[START ENTRIES PROVIDED]

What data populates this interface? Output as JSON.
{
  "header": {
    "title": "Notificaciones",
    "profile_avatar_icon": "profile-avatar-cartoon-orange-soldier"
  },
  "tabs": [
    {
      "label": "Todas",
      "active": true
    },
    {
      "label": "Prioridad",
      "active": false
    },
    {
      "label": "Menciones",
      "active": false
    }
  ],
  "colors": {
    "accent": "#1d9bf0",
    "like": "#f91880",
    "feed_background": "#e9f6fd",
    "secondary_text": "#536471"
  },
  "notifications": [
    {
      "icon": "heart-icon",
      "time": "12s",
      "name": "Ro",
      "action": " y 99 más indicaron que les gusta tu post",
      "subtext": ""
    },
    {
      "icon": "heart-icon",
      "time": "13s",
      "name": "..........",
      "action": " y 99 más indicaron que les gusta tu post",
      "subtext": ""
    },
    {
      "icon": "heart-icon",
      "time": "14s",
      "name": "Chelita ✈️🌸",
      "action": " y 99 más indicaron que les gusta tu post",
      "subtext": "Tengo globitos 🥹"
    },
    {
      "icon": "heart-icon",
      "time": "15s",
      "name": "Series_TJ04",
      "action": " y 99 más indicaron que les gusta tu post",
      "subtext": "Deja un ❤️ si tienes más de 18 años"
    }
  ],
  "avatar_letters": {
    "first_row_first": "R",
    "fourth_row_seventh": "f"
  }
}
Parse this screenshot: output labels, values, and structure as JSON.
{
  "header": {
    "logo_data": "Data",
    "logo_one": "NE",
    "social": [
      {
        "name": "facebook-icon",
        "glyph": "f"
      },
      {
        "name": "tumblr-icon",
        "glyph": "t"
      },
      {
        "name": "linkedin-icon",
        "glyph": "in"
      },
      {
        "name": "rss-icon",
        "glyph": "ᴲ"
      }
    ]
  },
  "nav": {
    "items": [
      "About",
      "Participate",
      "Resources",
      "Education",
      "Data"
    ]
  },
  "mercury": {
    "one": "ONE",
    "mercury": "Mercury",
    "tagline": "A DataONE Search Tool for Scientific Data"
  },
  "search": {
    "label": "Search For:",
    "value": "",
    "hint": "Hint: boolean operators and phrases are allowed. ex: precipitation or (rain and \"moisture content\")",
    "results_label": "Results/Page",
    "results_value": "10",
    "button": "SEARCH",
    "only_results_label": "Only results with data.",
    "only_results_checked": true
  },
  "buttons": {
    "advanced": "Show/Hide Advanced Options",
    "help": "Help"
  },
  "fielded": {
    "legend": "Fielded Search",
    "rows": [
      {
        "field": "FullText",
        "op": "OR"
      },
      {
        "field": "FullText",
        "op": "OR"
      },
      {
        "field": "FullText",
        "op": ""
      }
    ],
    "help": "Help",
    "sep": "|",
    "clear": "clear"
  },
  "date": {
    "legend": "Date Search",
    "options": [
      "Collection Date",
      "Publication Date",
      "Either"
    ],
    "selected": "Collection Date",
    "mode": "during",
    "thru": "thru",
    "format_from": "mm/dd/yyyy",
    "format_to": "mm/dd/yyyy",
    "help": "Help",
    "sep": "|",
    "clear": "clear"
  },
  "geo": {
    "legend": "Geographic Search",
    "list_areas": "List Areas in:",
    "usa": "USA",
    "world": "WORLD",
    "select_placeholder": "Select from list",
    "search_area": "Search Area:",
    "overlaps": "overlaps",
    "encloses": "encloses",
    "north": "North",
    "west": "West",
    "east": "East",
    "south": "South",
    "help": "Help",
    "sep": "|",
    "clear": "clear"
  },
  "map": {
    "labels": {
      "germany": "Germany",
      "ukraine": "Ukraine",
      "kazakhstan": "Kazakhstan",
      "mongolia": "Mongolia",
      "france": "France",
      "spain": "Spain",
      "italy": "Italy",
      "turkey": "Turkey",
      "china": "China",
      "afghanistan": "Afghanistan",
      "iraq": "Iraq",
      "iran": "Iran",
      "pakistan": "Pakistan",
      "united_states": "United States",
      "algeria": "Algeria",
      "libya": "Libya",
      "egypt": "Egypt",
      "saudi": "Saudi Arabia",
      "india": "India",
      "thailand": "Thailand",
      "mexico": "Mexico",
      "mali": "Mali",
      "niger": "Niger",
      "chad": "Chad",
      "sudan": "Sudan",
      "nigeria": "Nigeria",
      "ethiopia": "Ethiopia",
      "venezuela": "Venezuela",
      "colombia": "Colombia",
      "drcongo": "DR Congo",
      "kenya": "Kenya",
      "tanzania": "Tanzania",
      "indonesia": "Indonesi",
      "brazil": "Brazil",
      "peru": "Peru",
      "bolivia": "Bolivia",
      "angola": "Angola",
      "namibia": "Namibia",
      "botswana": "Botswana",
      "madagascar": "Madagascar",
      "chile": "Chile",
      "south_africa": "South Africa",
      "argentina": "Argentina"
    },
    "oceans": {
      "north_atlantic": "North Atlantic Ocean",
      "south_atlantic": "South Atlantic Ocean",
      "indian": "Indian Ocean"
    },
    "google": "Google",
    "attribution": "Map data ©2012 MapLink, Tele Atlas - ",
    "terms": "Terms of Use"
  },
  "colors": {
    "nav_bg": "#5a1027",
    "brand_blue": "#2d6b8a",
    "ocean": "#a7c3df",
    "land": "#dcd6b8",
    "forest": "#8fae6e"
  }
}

[END ENTRIES PROVIDED]

■ SET TASK: Every line of the records above needs to be given again exactly.

■ REPLY:
What data populates this interface? Output as JSON.
{
  "header": {
    "title": "Notificaciones",
    "profile_avatar_icon": "profile-avatar-cartoon-orange-soldier"
  },
  "tabs": [
    {
      "label": "Todas",
      "active": true
    },
    {
      "label": "Prioridad",
      "active": false
    },
    {
      "label": "Menciones",
      "active": false
    }
  ],
  "colors": {
    "accent": "#1d9bf0",
    "like": "#f91880",
    "feed_background": "#e9f6fd",
    "secondary_text": "#536471"
  },
  "notifications": [
    {
      "icon": "heart-icon",
      "time": "12s",
      "name": "Ro",
      "action": " y 99 más indicaron que les gusta tu post",
      "subtext": ""
    },
    {
      "icon": "heart-icon",
      "time": "13s",
      "name": "..........",
      "action": " y 99 más indicaron que les gusta tu post",
      "subtext": ""
    },
    {
      "icon": "heart-icon",
      "time": "14s",
      "name": "Chelita ✈️🌸",
      "action": " y 99 más indicaron que les gusta tu post",
      "subtext": "Tengo globitos 🥹"
    },
    {
      "icon": "heart-icon",
      "time": "15s",
      "name": "Series_TJ04",
      "action": " y 99 más indicaron que les gusta tu post",
      "subtext": "Deja un ❤️ si tienes más de 18 años"
    }
  ],
  "avatar_letters": {
    "first_row_first": "R",
    "fourth_row_seventh": "f"
  }
}
Parse this screenshot: output labels, values, and structure as JSON.
{
  "header": {
    "logo_data": "Data",
    "logo_one": "NE",
    "social": [
      {
        "name": "facebook-icon",
        "glyph": "f"
      },
      {
        "name": "tumblr-icon",
        "glyph": "t"
      },
      {
        "name": "linkedin-icon",
        "glyph": "in"
      },
      {
        "name": "rss-icon",
        "glyph": "ᴲ"
      }
    ]
  },
  "nav": {
    "items": [
      "About",
      "Participate",
      "Resources",
      "Education",
      "Data"
    ]
  },
  "mercury": {
    "one": "ONE",
    "mercury": "Mercury",
    "tagline": "A DataONE Search Tool for Scientific Data"
  },
  "search": {
    "label": "Search For:",
    "value": "",
    "hint": "Hint: boolean operators and phrases are allowed. ex: precipitation or (rain and \"moisture content\")",
    "results_label": "Results/Page",
    "results_value": "10",
    "button": "SEARCH",
    "only_results_label": "Only results with data.",
    "only_results_checked": true
  },
  "buttons": {
    "advanced": "Show/Hide Advanced Options",
    "help": "Help"
  },
  "fielded": {
    "legend": "Fielded Search",
    "rows": [
      {
        "field": "FullText",
        "op": "OR"
      },
      {
        "field": "FullText",
        "op": "OR"
      },
      {
        "field": "FullText",
        "op": ""
      }
    ],
    "help": "Help",
    "sep": "|",
    "clear": "clear"
  },
  "date": {
    "legend": "Date Search",
    "options": [
      "Collection Date",
      "Publication Date",
      "Either"
    ],
    "selected": "Collection Date",
    "mode": "during",
    "thru": "thru",
    "format_from": "mm/dd/yyyy",
    "format_to": "mm/dd/yyyy",
    "help": "Help",
    "sep": "|",
    "clear": "clear"
  },
  "geo": {
    "legend": "Geographic Search",
    "list_areas": "List Areas in:",
    "usa": "USA",
    "world": "WORLD",
    "select_placeholder": "Select from list",
    "search_area": "Search Area:",
    "overlaps": "overlaps",
    "encloses": "encloses",
    "north": "North",
    "west": "West",
    "east": "East",
    "south": "South",
    "help": "Help",
    "sep": "|",
    "clear": "clear"
  },
  "map": {
    "labels": {
      "germany": "Germany",
      "ukraine": "Ukraine",
      "kazakhstan": "Kazakhstan",
      "mongolia": "Mongolia",
      "france": "France",
      "spain": "Spain",
      "italy": "Italy",
      "turkey": "Turkey",
      "china": "China",
      "afghanistan": "Afghanistan",
      "iraq": "Iraq",
      "iran": "Iran",
      "pakistan": "Pakistan",
      "united_states": "United States",
      "algeria": "Algeria",
      "libya": "Libya",
      "egypt": "Egypt",
      "saudi": "Saudi Arabia",
      "india": "India",
      "thailand": "Thailand",
      "mexico": "Mexico",
      "mali": "Mali",
      "niger": "Niger",
      "chad": "Chad",
      "sudan": "Sudan",
      "nigeria": "Nigeria",
      "ethiopia": "Ethiopia",
      "venezuela": "Venezuela",
      "colombia": "Colombia",
      "drcongo": "DR Congo",
      "kenya": "Kenya",
      "tanzania": "Tanzania",
      "indonesia": "Indonesi",
      "brazil": "Brazil",
      "peru": "Peru",
      "bolivia": "Bolivia",
      "angola": "Angola",
      "namibia": "Namibia",
      "botswana": "Botswana",
      "madagascar": "Madagascar",
      "chile": "Chile",
      "south_africa": "South Africa",
      "argentina": "Argentina"
    },
    "oceans": {
      "north_atlantic": "North Atlantic Ocean",
      "south_atlantic": "South Atlantic Ocean",
      "indian": "Indian Ocean"
    },
    "google": "Google",
    "attribution": "Map data ©2012 MapLink, Tele Atlas - ",
    "terms": "Terms of Use"
  },
  "colors": {
    "nav_bg": "#5a1027",
    "brand_blue": "#2d6b8a",
    "ocean": "#a7c3df",
    "land": "#dcd6b8",
    "forest": "#8fae6e"
  }
}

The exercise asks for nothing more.